## Exercise
Repeat each entry in full, exactly.

━━━━━━━━━━

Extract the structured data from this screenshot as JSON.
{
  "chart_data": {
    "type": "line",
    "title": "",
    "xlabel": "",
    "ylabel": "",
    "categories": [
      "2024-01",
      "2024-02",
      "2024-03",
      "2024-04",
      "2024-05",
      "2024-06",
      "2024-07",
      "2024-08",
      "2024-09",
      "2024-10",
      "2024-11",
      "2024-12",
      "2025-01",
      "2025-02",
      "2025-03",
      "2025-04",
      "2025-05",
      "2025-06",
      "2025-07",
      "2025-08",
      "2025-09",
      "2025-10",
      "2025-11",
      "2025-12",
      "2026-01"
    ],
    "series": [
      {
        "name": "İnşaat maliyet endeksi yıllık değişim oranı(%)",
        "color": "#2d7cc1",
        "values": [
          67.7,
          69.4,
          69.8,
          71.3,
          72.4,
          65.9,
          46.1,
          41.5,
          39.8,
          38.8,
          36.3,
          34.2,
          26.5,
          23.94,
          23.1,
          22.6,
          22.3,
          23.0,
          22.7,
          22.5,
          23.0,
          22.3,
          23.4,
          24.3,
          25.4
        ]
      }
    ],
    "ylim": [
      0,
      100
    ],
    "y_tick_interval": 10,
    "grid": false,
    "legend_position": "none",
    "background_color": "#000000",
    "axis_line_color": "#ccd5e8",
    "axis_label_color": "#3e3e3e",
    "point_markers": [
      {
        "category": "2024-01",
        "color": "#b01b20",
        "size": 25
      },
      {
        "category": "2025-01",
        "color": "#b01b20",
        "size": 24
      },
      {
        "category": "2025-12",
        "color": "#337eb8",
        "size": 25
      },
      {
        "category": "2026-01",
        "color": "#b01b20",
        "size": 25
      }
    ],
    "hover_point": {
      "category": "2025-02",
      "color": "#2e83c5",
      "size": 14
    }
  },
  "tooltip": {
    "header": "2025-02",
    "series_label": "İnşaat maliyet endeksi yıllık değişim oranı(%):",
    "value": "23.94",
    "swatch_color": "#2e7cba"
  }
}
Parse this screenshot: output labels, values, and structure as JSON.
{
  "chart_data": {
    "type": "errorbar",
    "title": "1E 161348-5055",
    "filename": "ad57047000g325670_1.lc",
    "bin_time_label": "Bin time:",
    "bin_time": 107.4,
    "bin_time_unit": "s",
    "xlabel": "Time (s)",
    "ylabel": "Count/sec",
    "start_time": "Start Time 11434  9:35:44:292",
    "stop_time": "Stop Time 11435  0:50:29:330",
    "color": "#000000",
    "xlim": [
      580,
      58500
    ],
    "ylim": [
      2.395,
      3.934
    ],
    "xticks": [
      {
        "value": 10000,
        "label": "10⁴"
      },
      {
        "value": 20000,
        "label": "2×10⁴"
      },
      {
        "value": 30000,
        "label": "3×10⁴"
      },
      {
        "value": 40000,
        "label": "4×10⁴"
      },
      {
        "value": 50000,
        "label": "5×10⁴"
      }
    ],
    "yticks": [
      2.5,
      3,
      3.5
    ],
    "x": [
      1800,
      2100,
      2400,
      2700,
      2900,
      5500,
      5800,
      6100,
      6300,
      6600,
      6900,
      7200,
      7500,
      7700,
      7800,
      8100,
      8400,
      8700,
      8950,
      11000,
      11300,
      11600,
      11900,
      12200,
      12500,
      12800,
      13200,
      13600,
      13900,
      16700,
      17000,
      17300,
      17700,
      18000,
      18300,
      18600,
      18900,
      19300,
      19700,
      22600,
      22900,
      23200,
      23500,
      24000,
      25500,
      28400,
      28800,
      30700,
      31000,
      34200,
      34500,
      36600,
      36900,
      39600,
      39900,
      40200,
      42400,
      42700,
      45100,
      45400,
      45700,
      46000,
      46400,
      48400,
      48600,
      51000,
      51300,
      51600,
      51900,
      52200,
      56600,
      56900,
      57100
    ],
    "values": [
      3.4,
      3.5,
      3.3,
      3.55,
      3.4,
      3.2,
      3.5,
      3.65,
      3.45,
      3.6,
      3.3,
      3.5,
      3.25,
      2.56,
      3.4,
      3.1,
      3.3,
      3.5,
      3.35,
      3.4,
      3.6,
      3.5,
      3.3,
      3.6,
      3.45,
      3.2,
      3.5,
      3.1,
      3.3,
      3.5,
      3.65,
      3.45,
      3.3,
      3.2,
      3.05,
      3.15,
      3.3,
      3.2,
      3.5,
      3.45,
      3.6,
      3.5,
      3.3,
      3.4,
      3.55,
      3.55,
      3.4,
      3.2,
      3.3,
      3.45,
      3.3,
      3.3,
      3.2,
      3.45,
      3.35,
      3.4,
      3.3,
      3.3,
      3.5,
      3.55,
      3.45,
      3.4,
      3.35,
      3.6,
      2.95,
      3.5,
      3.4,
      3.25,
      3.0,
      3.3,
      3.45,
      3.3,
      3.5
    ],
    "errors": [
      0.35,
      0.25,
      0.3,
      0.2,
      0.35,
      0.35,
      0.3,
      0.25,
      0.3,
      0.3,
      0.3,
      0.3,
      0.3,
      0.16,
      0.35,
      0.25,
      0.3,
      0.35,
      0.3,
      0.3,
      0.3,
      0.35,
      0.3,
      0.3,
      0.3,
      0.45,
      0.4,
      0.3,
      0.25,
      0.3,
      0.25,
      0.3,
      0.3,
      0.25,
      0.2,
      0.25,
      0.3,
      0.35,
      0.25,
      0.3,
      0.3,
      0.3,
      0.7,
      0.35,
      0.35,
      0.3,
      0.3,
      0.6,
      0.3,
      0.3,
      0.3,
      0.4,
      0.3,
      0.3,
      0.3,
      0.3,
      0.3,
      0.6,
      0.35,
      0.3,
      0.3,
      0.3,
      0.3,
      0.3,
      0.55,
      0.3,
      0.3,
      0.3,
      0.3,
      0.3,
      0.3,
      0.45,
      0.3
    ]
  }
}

━━━━━━━━━━

## Reply
Extract the structured data from this screenshot as JSON.
{
  "chart_data": {
    "type": "line",
    "title": "",
    "xlabel": "",
    "ylabel": "",
    "categories": [
      "2024-01",
      "2024-02",
      "2024-03",
      "2024-04",
      "2024-05",
      "2024-06",
      "2024-07",
      "2024-08",
      "2024-09",
      "2024-10",
      "2024-11",
      "2024-12",
      "2025-01",
      "2025-02",
      "2025-03",
      "2025-04",
      "2025-05",
      "2025-06",
      "2025-07",
      "2025-08",
      "2025-09",
      "2025-10",
      "2025-11",
      "2025-12",
      "2026-01"
    ],
    "series": [
      {
        "name": "İnşaat maliyet endeksi yıllık değişim oranı(%)",
        "color": "#2d7cc1",
        "values": [
          67.7,
          69.4,
          69.8,
          71.3,
          72.4,
          65.9,
          46.1,
          41.5,
          39.8,
          38.8,
          36.3,
          34.2,
          26.5,
          23.94,
          23.1,
          22.6,
          22.3,
          23.0,
          22.7,
          22.5,
          23.0,
          22.3,
          23.4,
          24.3,
          25.4
        ]
      }
    ],
    "ylim": [
      0,
      100
    ],
    "y_tick_interval": 10,
    "grid": false,
    "legend_position": "none",
    "background_color": "#000000",
    "axis_line_color": "#ccd5e8",
    "axis_label_color": "#3e3e3e",
    "point_markers": [
      {
        "category": "2024-01",
        "color": "#b01b20",
        "size": 25
      },
      {
        "category": "2025-01",
        "color": "#b01b20",
        "size": 24
      },
      {
        "category": "2025-12",
        "color": "#337eb8",
        "size": 25
      },
      {
        "category": "2026-01",
        "color": "#b01b20",
        "size": 25
      }
    ],
    "hover_point": {
      "category": "2025-02",
      "color": "#2e83c5",
      "size": 14
    }
  },
  "tooltip": {
    "header": "2025-02",
    "series_label": "İnşaat maliyet endeksi yıllık değişim oranı(%):",
    "value": "23.94",
    "swatch_color": "#2e7cba"
  }
}
Parse this screenshot: output labels, values, and structure as JSON.
{
  "chart_data": {
    "type": "errorbar",
    "title": "1E 161348-5055",
    "filename": "ad57047000g325670_1.lc",
    "bin_time_label": "Bin time:",
    "bin_time": 107.4,
    "bin_time_unit": "s",
    "xlabel": "Time (s)",
    "ylabel": "Count/sec",
    "start_time": "Start Time 11434  9:35:44:292",
    "stop_time": "Stop Time 11435  0:50:29:330",
    "color": "#000000",
    "xlim": [
      580,
      58500
    ],
    "ylim": [
      2.395,
      3.934
    ],
    "xticks": [
      {
        "value": 10000,
        "label": "10⁴"
      },
      {
        "value": 20000,
        "label": "2×10⁴"
      },
      {
        "value": 30000,
        "label": "3×10⁴"
      },
      {
        "value": 40000,
        "label": "4×10⁴"
      },
      {
        "value": 50000,
        "label": "5×10⁴"
      }
    ],
    "yticks": [
      2.5,
      3,
      3.5
    ],
    "x": [
      1800,
      2100,
      2400,
      2700,
      2900,
      5500,
      5800,
      6100,
      6300,
      6600,
      6900,
      7200,
      7500,
      7700,
      7800,
      8100,
      8400,
      8700,
      8950,
      11000,
      11300,
      11600,
      11900,
      12200,
      12500,
      12800,
      13200,
      13600,
      13900,
      16700,
      17000,
      17300,
      17700,
      18000,
      18300,
      18600,
      18900,
      19300,
      19700,
      22600,
      22900,
      23200,
      23500,
      24000,
      25500,
      28400,
      28800,
      30700,
      31000,
      34200,
      34500,
      36600,
      36900,
      39600,
      39900,
      40200,
      42400,
      42700,
      45100,
      45400,
      45700,
      46000,
      46400,
      48400,
      48600,
      51000,
      51300,
      51600,
      51900,
      52200,
      56600,
      56900,
      57100
    ],
    "values": [
      3.4,
      3.5,
      3.3,
      3.55,
      3.4,
      3.2,
      3.5,
      3.65,
      3.45,
      3.6,
      3.3,
      3.5,
      3.25,
      2.56,
      3.4,
      3.1,
      3.3,
      3.5,
      3.35,
      3.4,
      3.6,
      3.5,
      3.3,
      3.6,
      3.45,
      3.2,
      3.5,
      3.1,
      3.3,
      3.5,
      3.65,
      3.45,
      3.3,
      3.2,
      3.05,
      3.15,
      3.3,
      3.2,
      3.5,
      3.45,
      3.6,
      3.5,
      3.3,
      3.4,
      3.55,
      3.55,
      3.4,
      3.2,
      3.3,
      3.45,
      3.3,
      3.3,
      3.2,
      3.45,
      3.35,
      3.4,
      3.3,
      3.3,
      3.5,
      3.55,
      3.45,
      3.4,
      3.35,
      3.6,
      2.95,
      3.5,
      3.4,
      3.25,
      3.0,
      3.3,
      3.45,
      3.3,
      3.5
    ],
    "errors": [
      0.35,
      0.25,
      0.3,
      0.2,
      0.35,
      0.35,
      0.3,
      0.25,
      0.3,
      0.3,
      0.3,
      0.3,
      0.3,
      0.16,
      0.35,
      0.25,
      0.3,
      0.35,
      0.3,
      0.3,
      0.3,
      0.35,
      0.3,
      0.3,
      0.3,
      0.45,
      0.4,
      0.3,
      0.25,
      0.3,
      0.25,
      0.3,
      0.3,
      0.25,
      0.2,
      0.25,
      0.3,
      0.35,
      0.25,
      0.3,
      0.3,
      0.3,
      0.7,
      0.35,
      0.35,
      0.3,
      0.3,
      0.6,
      0.3,
      0.3,
      0.3,
      0.4,
      0.3,
      0.3,
      0.3,
      0.3,
      0.3,
      0.6,
      0.35,
      0.3,
      0.3,
      0.3,
      0.3,
      0.3,
      0.55,
      0.3,
      0.3,
      0.3,
      0.3,
      0.3,
      0.3,
      0.45,
      0.3
    ]
  }
}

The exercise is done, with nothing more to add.